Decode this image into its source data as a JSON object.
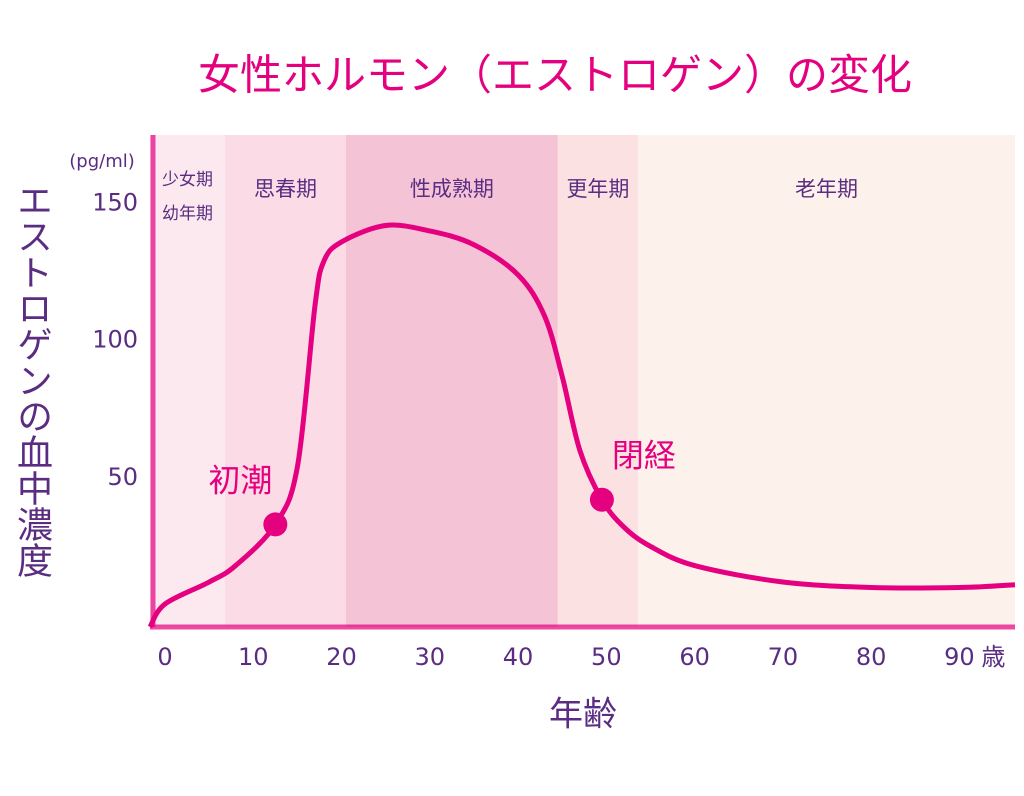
{
  "chart_data": {
    "type": "line",
    "title": "女性ホルモン（エストロゲン）の変化",
    "y_label": "エストロゲンの血中濃度",
    "y_unit": "(pg/ml)",
    "x_label": "年齢",
    "x_unit": "歳",
    "xlim": [
      -1.7,
      96.3
    ],
    "xticks": [
      0,
      10,
      20,
      30,
      40,
      50,
      60,
      70,
      80,
      90
    ],
    "ylim": [
      -4.4,
      175
    ],
    "yticks": [
      50,
      100,
      150
    ],
    "periods": [
      {
        "label": [
          "少女期",
          "幼年期"
        ],
        "start": -1.7,
        "end": 6.8,
        "color": "#fbe9ef"
      },
      {
        "label": [
          "思春期"
        ],
        "start": 6.8,
        "end": 20.5,
        "color": "#fbdbe5"
      },
      {
        "label": [
          "性成熟期"
        ],
        "start": 20.5,
        "end": 44.5,
        "color": "#f5c3d6"
      },
      {
        "label": [
          "更年期"
        ],
        "start": 44.5,
        "end": 53.6,
        "color": "#fbe1e1"
      },
      {
        "label": [
          "老年期"
        ],
        "start": 53.6,
        "end": 96.3,
        "color": "#fdf1ec"
      }
    ],
    "series": [
      {
        "color": "#e4007f",
        "x": [
          -1.7,
          0,
          5,
          8,
          12.5,
          15,
          17,
          18,
          20,
          25,
          30,
          35,
          40,
          43,
          45,
          47,
          49.5,
          52,
          55,
          60,
          70,
          80,
          90,
          96.3
        ],
        "values": [
          -4.4,
          4,
          12,
          18,
          33,
          54,
          113,
          129,
          136,
          142,
          140,
          135,
          124,
          109,
          87,
          60,
          42,
          32,
          25,
          18,
          12,
          10,
          10,
          11
        ]
      }
    ],
    "annotations": [
      {
        "text": "初潮",
        "x": 12.5,
        "y": 33
      },
      {
        "text": "閉経",
        "x": 49.5,
        "y": 42
      }
    ]
  }
}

++++++++

Problem to solve: Pictures stay out; reproduce every line of the records exactly.

Solved exercise:
Decode this image into its source data as a JSON object.
{
  "chart_data": {
    "type": "line",
    "title": "女性ホルモン（エストロゲン）の変化",
    "y_label": "エストロゲンの血中濃度",
    "y_unit": "(pg/ml)",
    "x_label": "年齢",
    "x_unit": "歳",
    "xlim": [
      -1.7,
      96.3
    ],
    "xticks": [
      0,
      10,
      20,
      30,
      40,
      50,
      60,
      70,
      80,
      90
    ],
    "ylim": [
      -4.4,
      175
    ],
    "yticks": [
      50,
      100,
      150
    ],
    "periods": [
      {
        "label": [
          "少女期",
          "幼年期"
        ],
        "start": -1.7,
        "end": 6.8,
        "color": "#fbe9ef"
      },
      {
        "label": [
          "思春期"
        ],
        "start": 6.8,
        "end": 20.5,
        "color": "#fbdbe5"
      },
      {
        "label": [
          "性成熟期"
        ],
        "start": 20.5,
        "end": 44.5,
        "color": "#f5c3d6"
      },
      {
        "label": [
          "更年期"
        ],
        "start": 44.5,
        "end": 53.6,
        "color": "#fbe1e1"
      },
      {
        "label": [
          "老年期"
        ],
        "start": 53.6,
        "end": 96.3,
        "color": "#fdf1ec"
      }
    ],
    "series": [
      {
        "color": "#e4007f",
        "x": [
          -1.7,
          0,
          5,
          8,
          12.5,
          15,
          17,
          18,
          20,
          25,
          30,
          35,
          40,
          43,
          45,
          47,
          49.5,
          52,
          55,
          60,
          70,
          80,
          90,
          96.3
        ],
        "values": [
          -4.4,
          4,
          12,
          18,
          33,
          54,
          113,
          129,
          136,
          142,
          140,
          135,
          124,
          109,
          87,
          60,
          42,
          32,
          25,
          18,
          12,
          10,
          10,
          11
        ]
      }
    ],
    "annotations": [
      {
        "text": "初潮",
        "x": 12.5,
        "y": 33
      },
      {
        "text": "閉経",
        "x": 49.5,
        "y": 42
      }
    ]
  }
}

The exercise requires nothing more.